= Problem requirements =
Will you print the material below without altering a single character?

— Start of Source data —

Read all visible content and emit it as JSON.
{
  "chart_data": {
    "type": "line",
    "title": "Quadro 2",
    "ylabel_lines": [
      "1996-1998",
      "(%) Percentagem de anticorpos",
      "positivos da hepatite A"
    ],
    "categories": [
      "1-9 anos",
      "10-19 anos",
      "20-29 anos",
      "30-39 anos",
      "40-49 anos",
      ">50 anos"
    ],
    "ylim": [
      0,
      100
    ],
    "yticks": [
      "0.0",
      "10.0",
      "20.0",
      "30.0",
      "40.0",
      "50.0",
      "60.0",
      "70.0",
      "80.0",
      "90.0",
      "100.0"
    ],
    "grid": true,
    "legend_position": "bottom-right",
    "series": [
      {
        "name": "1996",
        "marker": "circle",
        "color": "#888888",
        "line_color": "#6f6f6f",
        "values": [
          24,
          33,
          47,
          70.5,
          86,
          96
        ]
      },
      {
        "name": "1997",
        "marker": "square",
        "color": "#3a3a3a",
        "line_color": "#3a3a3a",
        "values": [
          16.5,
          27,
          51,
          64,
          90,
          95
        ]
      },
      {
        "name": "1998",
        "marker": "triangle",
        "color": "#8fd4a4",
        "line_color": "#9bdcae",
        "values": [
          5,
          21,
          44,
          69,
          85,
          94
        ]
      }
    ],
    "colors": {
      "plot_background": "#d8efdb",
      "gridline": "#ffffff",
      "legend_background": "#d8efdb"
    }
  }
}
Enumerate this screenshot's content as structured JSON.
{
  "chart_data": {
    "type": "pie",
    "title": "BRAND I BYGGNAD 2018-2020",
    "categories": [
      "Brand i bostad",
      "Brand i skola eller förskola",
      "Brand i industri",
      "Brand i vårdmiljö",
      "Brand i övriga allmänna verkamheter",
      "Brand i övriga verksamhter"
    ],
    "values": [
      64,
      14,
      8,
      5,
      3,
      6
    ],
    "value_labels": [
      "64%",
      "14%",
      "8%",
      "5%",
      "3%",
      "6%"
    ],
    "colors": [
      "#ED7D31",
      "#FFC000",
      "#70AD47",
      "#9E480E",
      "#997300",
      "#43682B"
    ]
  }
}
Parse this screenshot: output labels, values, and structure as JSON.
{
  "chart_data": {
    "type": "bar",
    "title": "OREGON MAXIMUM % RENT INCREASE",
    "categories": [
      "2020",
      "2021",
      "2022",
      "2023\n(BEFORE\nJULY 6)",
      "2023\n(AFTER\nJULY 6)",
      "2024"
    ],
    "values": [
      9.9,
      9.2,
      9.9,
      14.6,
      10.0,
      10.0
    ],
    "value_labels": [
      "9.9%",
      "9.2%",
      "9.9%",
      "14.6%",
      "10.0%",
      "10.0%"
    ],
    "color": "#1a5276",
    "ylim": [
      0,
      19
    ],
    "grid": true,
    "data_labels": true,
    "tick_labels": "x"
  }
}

— End of Source data —

= Solution to this exercise =
Read all visible content and emit it as JSON.
{
  "chart_data": {
    "type": "line",
    "title": "Quadro 2",
    "ylabel_lines": [
      "1996-1998",
      "(%) Percentagem de anticorpos",
      "positivos da hepatite A"
    ],
    "categories": [
      "1-9 anos",
      "10-19 anos",
      "20-29 anos",
      "30-39 anos",
      "40-49 anos",
      ">50 anos"
    ],
    "ylim": [
      0,
      100
    ],
    "yticks": [
      "0.0",
      "10.0",
      "20.0",
      "30.0",
      "40.0",
      "50.0",
      "60.0",
      "70.0",
      "80.0",
      "90.0",
      "100.0"
    ],
    "grid": true,
    "legend_position": "bottom-right",
    "series": [
      {
        "name": "1996",
        "marker": "circle",
        "color": "#888888",
        "line_color": "#6f6f6f",
        "values": [
          24,
          33,
          47,
          70.5,
          86,
          96
        ]
      },
      {
        "name": "1997",
        "marker": "square",
        "color": "#3a3a3a",
        "line_color": "#3a3a3a",
        "values": [
          16.5,
          27,
          51,
          64,
          90,
          95
        ]
      },
      {
        "name": "1998",
        "marker": "triangle",
        "color": "#8fd4a4",
        "line_color": "#9bdcae",
        "values": [
          5,
          21,
          44,
          69,
          85,
          94
        ]
      }
    ],
    "colors": {
      "plot_background": "#d8efdb",
      "gridline": "#ffffff",
      "legend_background": "#d8efdb"
    }
  }
}
Enumerate this screenshot's content as structured JSON.
{
  "chart_data": {
    "type": "pie",
    "title": "BRAND I BYGGNAD 2018-2020",
    "categories": [
      "Brand i bostad",
      "Brand i skola eller förskola",
      "Brand i industri",
      "Brand i vårdmiljö",
      "Brand i övriga allmänna verkamheter",
      "Brand i övriga verksamhter"
    ],
    "values": [
      64,
      14,
      8,
      5,
      3,
      6
    ],
    "value_labels": [
      "64%",
      "14%",
      "8%",
      "5%",
      "3%",
      "6%"
    ],
    "colors": [
      "#ED7D31",
      "#FFC000",
      "#70AD47",
      "#9E480E",
      "#997300",
      "#43682B"
    ]
  }
}
Parse this screenshot: output labels, values, and structure as JSON.
{
  "chart_data": {
    "type": "bar",
    "title": "OREGON MAXIMUM % RENT INCREASE",
    "categories": [
      "2020",
      "2021",
      "2022",
      "2023\n(BEFORE\nJULY 6)",
      "2023\n(AFTER\nJULY 6)",
      "2024"
    ],
    "values": [
      9.9,
      9.2,
      9.9,
      14.6,
      10.0,
      10.0
    ],
    "value_labels": [
      "9.9%",
      "9.2%",
      "9.9%",
      "14.6%",
      "10.0%",
      "10.0%"
    ],
    "color": "#1a5276",
    "ylim": [
      0,
      19
    ],
    "grid": true,
    "data_labels": true,
    "tick_labels": "x"
  }
}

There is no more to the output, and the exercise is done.